= DATA TO USE =
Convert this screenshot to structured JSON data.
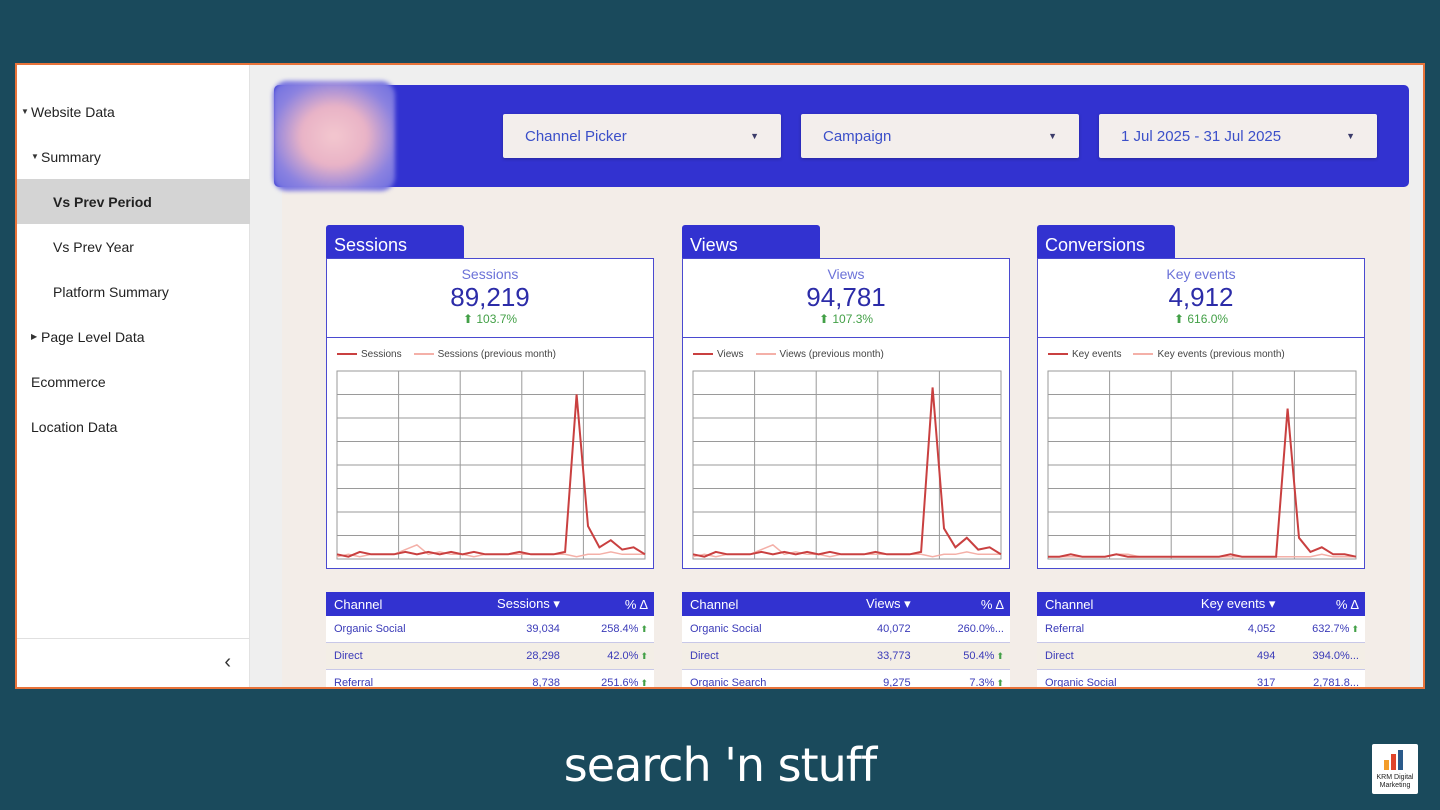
{
  "sidebar": {
    "items": [
      {
        "label": "Website Data",
        "indent": 0,
        "caret": "down"
      },
      {
        "label": "Summary",
        "indent": 1,
        "caret": "down"
      },
      {
        "label": "Vs Prev Period",
        "indent": 2,
        "active": true
      },
      {
        "label": "Vs Prev Year",
        "indent": 2
      },
      {
        "label": "Platform Summary",
        "indent": 2
      },
      {
        "label": "Page Level Data",
        "indent": 1,
        "caret": "right"
      },
      {
        "label": "Ecommerce",
        "indent": 1
      },
      {
        "label": "Location Data",
        "indent": 1
      }
    ],
    "collapse_glyph": "‹"
  },
  "filters": {
    "channel_picker": "Channel Picker",
    "campaign": "Campaign",
    "date_range": "1 Jul 2025 - 31 Jul 2025"
  },
  "cards": [
    {
      "tab": "Sessions",
      "metric_label": "Sessions",
      "value": "89,219",
      "delta": "103.7%",
      "legend_current": "Sessions",
      "legend_previous": "Sessions (previous month)",
      "table": {
        "headers": [
          "Channel",
          "Sessions ▾",
          "% Δ"
        ],
        "rows": [
          [
            "Organic Social",
            "39,034",
            "258.4%"
          ],
          [
            "Direct",
            "28,298",
            "42.0%"
          ],
          [
            "Referral",
            "8,738",
            "251.6%"
          ]
        ]
      }
    },
    {
      "tab": "Views",
      "metric_label": "Views",
      "value": "94,781",
      "delta": "107.3%",
      "legend_current": "Views",
      "legend_previous": "Views (previous month)",
      "table": {
        "headers": [
          "Channel",
          "Views ▾",
          "% Δ"
        ],
        "rows": [
          [
            "Organic Social",
            "40,072",
            "260.0%..."
          ],
          [
            "Direct",
            "33,773",
            "50.4%"
          ],
          [
            "Organic Search",
            "9,275",
            "7.3%"
          ]
        ]
      }
    },
    {
      "tab": "Conversions",
      "metric_label": "Key events",
      "value": "4,912",
      "delta": "616.0%",
      "legend_current": "Key events",
      "legend_previous": "Key events (previous month)",
      "table": {
        "headers": [
          "Channel",
          "Key events ▾",
          "% Δ"
        ],
        "rows": [
          [
            "Referral",
            "4,052",
            "632.7%"
          ],
          [
            "Direct",
            "494",
            "394.0%..."
          ],
          [
            "Organic Social",
            "317",
            "2,781.8..."
          ]
        ]
      }
    }
  ],
  "chart_data": [
    {
      "type": "line",
      "series": [
        {
          "name": "Sessions",
          "values": [
            2,
            1,
            3,
            2,
            2,
            2,
            3,
            2,
            3,
            2,
            3,
            2,
            3,
            2,
            2,
            2,
            3,
            2,
            2,
            2,
            3,
            70,
            14,
            5,
            8,
            4,
            5,
            2
          ]
        },
        {
          "name": "Sessions (previous month)",
          "values": [
            1,
            2,
            1,
            2,
            2,
            2,
            4,
            6,
            2,
            3,
            2,
            2,
            1,
            2,
            2,
            2,
            2,
            2,
            2,
            2,
            2,
            1,
            2,
            2,
            3,
            2,
            2,
            2
          ]
        }
      ]
    },
    {
      "type": "line",
      "series": [
        {
          "name": "Views",
          "values": [
            2,
            1,
            3,
            2,
            2,
            2,
            3,
            2,
            3,
            2,
            3,
            2,
            3,
            2,
            2,
            2,
            3,
            2,
            2,
            2,
            3,
            73,
            13,
            5,
            9,
            4,
            5,
            2
          ]
        },
        {
          "name": "Views (previous month)",
          "values": [
            1,
            2,
            1,
            2,
            2,
            2,
            4,
            6,
            2,
            3,
            2,
            2,
            1,
            2,
            2,
            2,
            2,
            2,
            2,
            2,
            2,
            1,
            2,
            2,
            3,
            2,
            2,
            2
          ]
        }
      ]
    },
    {
      "type": "line",
      "series": [
        {
          "name": "Key events",
          "values": [
            1,
            1,
            2,
            1,
            1,
            1,
            2,
            1,
            1,
            1,
            1,
            1,
            1,
            1,
            1,
            1,
            2,
            1,
            1,
            1,
            1,
            64,
            9,
            3,
            5,
            2,
            2,
            1
          ]
        },
        {
          "name": "Key events (previous month)",
          "values": [
            1,
            1,
            1,
            1,
            1,
            1,
            2,
            2,
            1,
            1,
            1,
            1,
            1,
            1,
            1,
            1,
            1,
            1,
            1,
            1,
            1,
            1,
            1,
            1,
            2,
            1,
            1,
            1
          ]
        }
      ]
    }
  ],
  "brand": {
    "text": "search 'n stuff",
    "logo_text": "KRM Digital Marketing"
  },
  "colors": {
    "accent": "#3232d0",
    "current_line": "#c94040",
    "previous_line": "#f4b0a8",
    "positive": "#43a047"
  }
}
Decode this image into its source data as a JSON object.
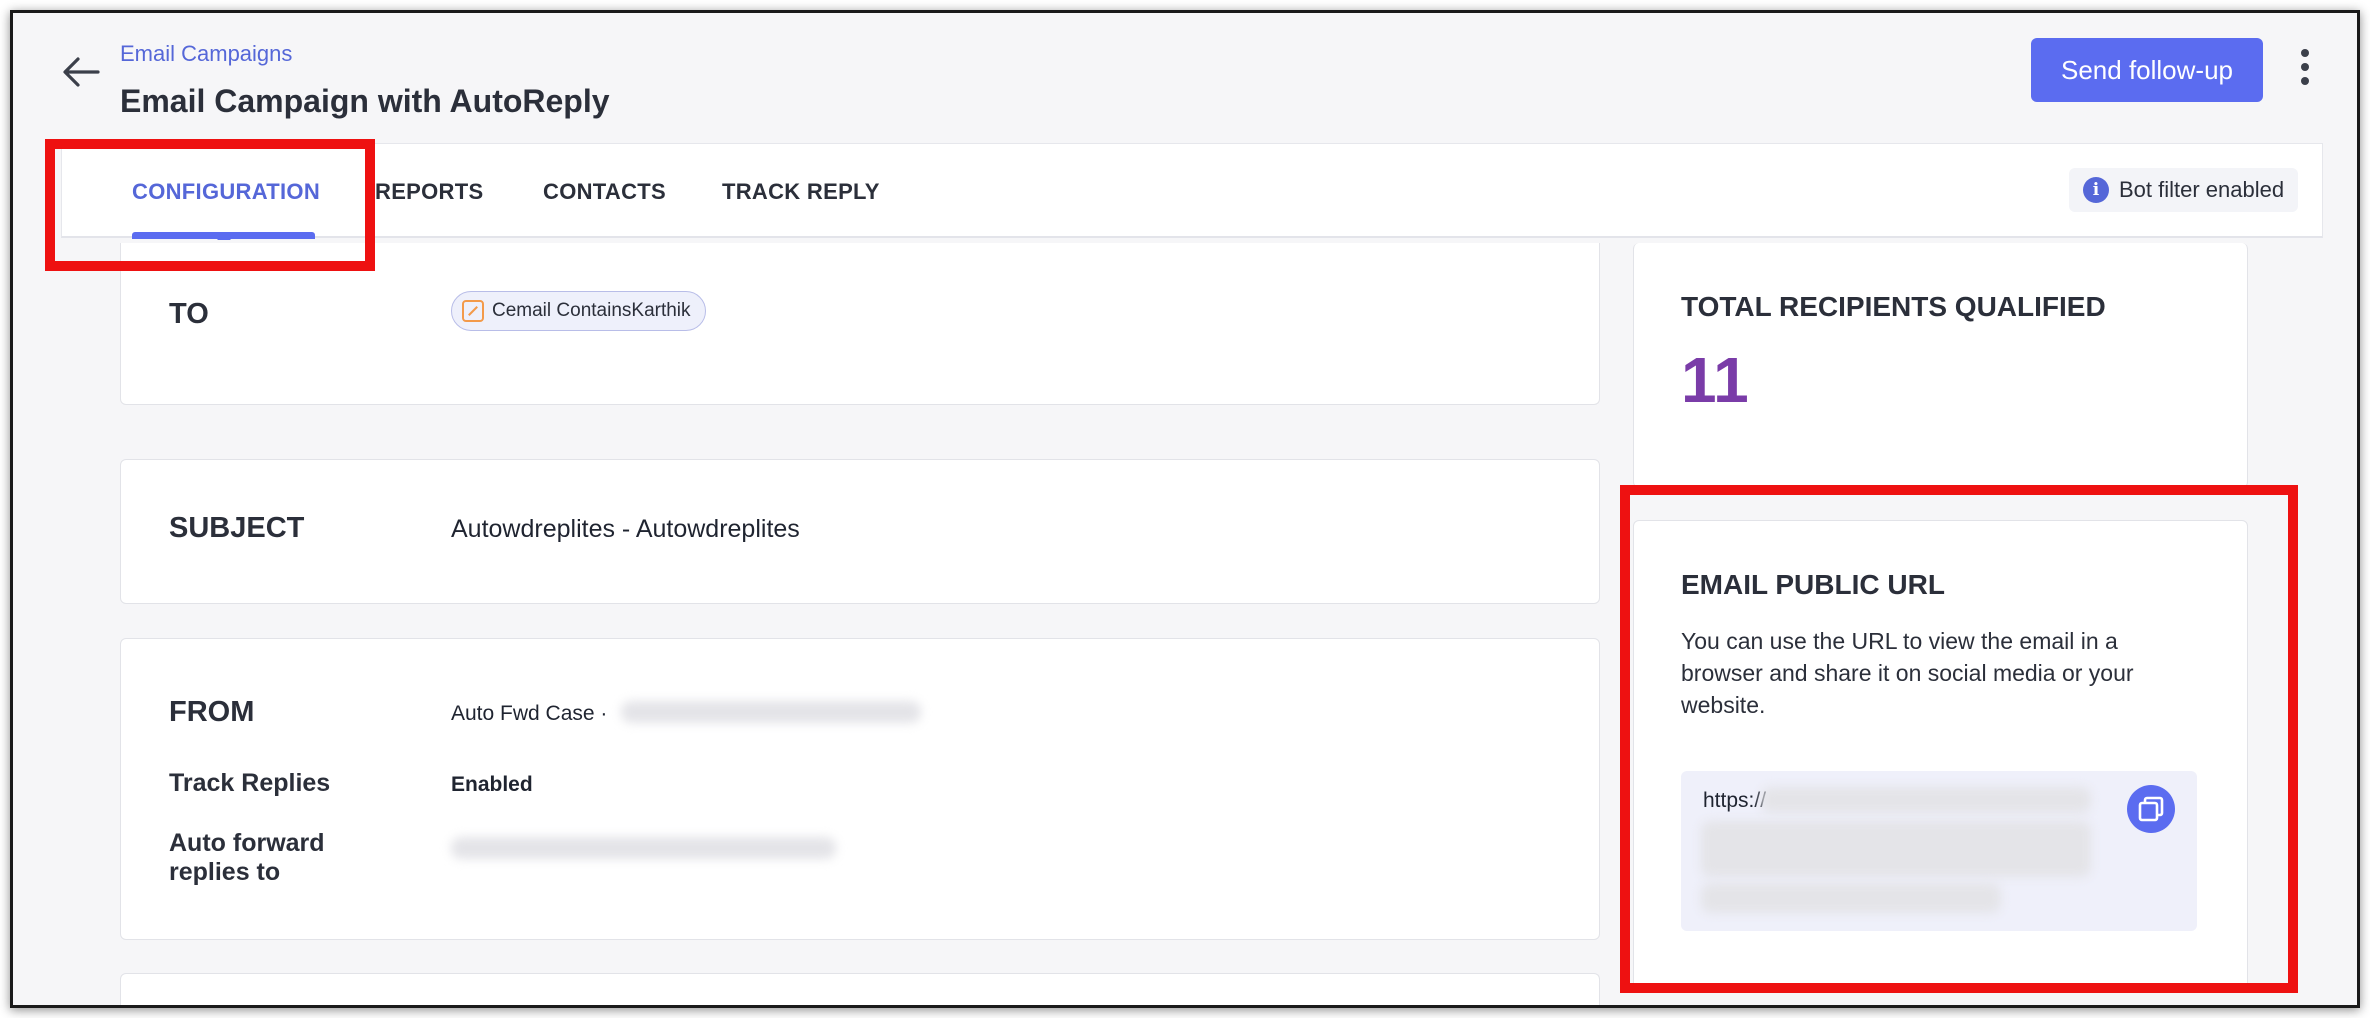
{
  "header": {
    "breadcrumb": "Email Campaigns",
    "title": "Email Campaign with AutoReply",
    "send_button": "Send follow-up"
  },
  "tabs": [
    {
      "label": "CONFIGURATION",
      "active": true
    },
    {
      "label": "REPORTS",
      "active": false
    },
    {
      "label": "CONTACTS",
      "active": false
    },
    {
      "label": "TRACK REPLY",
      "active": false
    }
  ],
  "bot_filter": {
    "icon": "info-icon",
    "label": "Bot filter enabled"
  },
  "to": {
    "label": "TO",
    "chip": "Cemail ContainsKarthik"
  },
  "subject": {
    "label": "SUBJECT",
    "value": "Autowdreplites - Autowdreplites"
  },
  "from": {
    "label": "FROM",
    "value": "Auto Fwd Case ·",
    "track_replies_label": "Track Replies",
    "track_replies_value": "Enabled",
    "auto_forward_label_1": "Auto forward",
    "auto_forward_label_2": "replies to"
  },
  "recipients": {
    "title": "TOTAL RECIPIENTS QUALIFIED",
    "count": "11"
  },
  "public_url": {
    "title": "EMAIL PUBLIC URL",
    "description": "You can use the URL to view the email in a browser and share it on social media or your website.",
    "url_prefix": "https://"
  },
  "colors": {
    "accent": "#5b6cf0",
    "count": "#7a3ca8",
    "highlight": "#ee1111"
  }
}
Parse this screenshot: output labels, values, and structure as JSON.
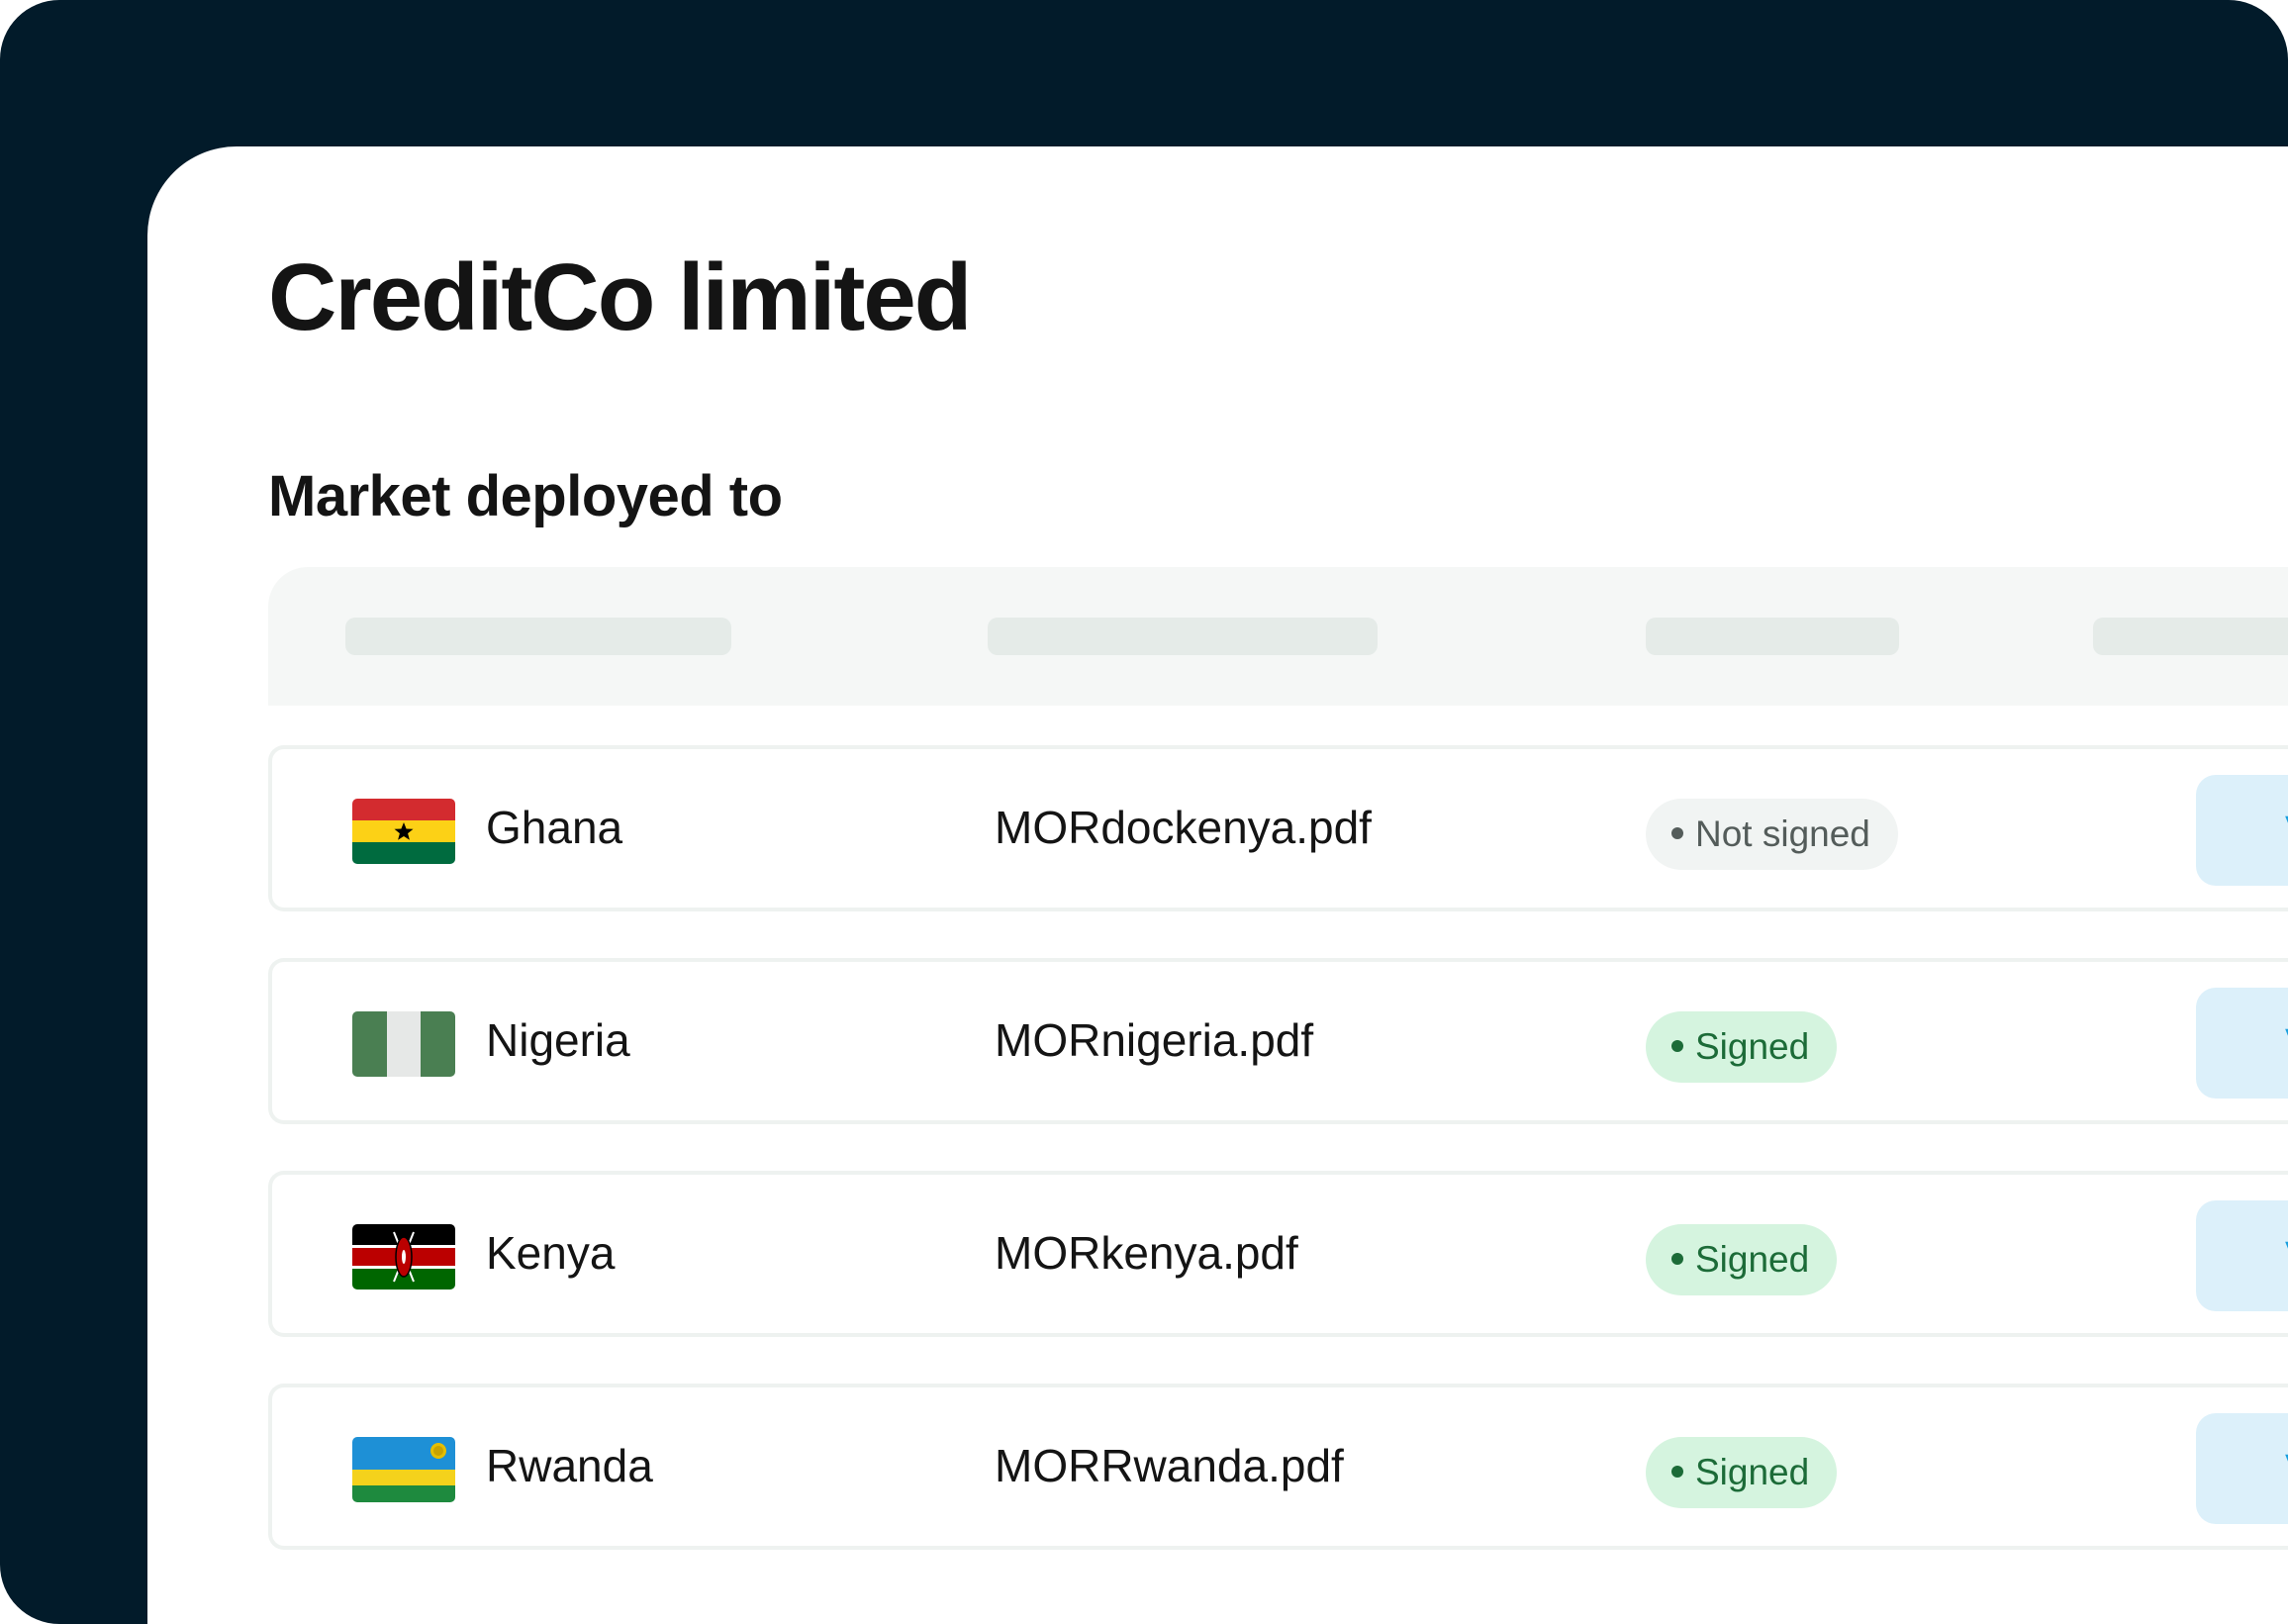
{
  "page": {
    "title": "CreditCo limited",
    "section_title": "Market deployed to"
  },
  "colors": {
    "frame_background": "#021b2a",
    "panel_background": "#ffffff",
    "signed_badge_bg": "#d5f4df",
    "signed_badge_text": "#1c6b38",
    "not_signed_badge_bg": "#f1f4f3",
    "not_signed_badge_text": "#545c5a",
    "view_button_bg": "#dcf0fa",
    "view_button_text": "#1a9fde"
  },
  "table": {
    "rows": [
      {
        "flag_icon": "ghana-flag-icon",
        "country": "Ghana",
        "file": "MORdockenya.pdf",
        "status": "Not signed",
        "action": "View"
      },
      {
        "flag_icon": "nigeria-flag-icon",
        "country": "Nigeria",
        "file": "MORnigeria.pdf",
        "status": "Signed",
        "action": "View"
      },
      {
        "flag_icon": "kenya-flag-icon",
        "country": "Kenya",
        "file": "MORkenya.pdf",
        "status": "Signed",
        "action": "View"
      },
      {
        "flag_icon": "rwanda-flag-icon",
        "country": "Rwanda",
        "file": "MORRwanda.pdf",
        "status": "Signed",
        "action": "View"
      }
    ]
  }
}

= THE PROBLEM =
Go through the listing above and return every line where the word "JSON" occurs.

= WORKED ANSWER =
Convert this screenshot to structured JSON data.
Decode this image into its source data as a JSON object.
Parse this screenshot: output labels, values, and structure as JSON.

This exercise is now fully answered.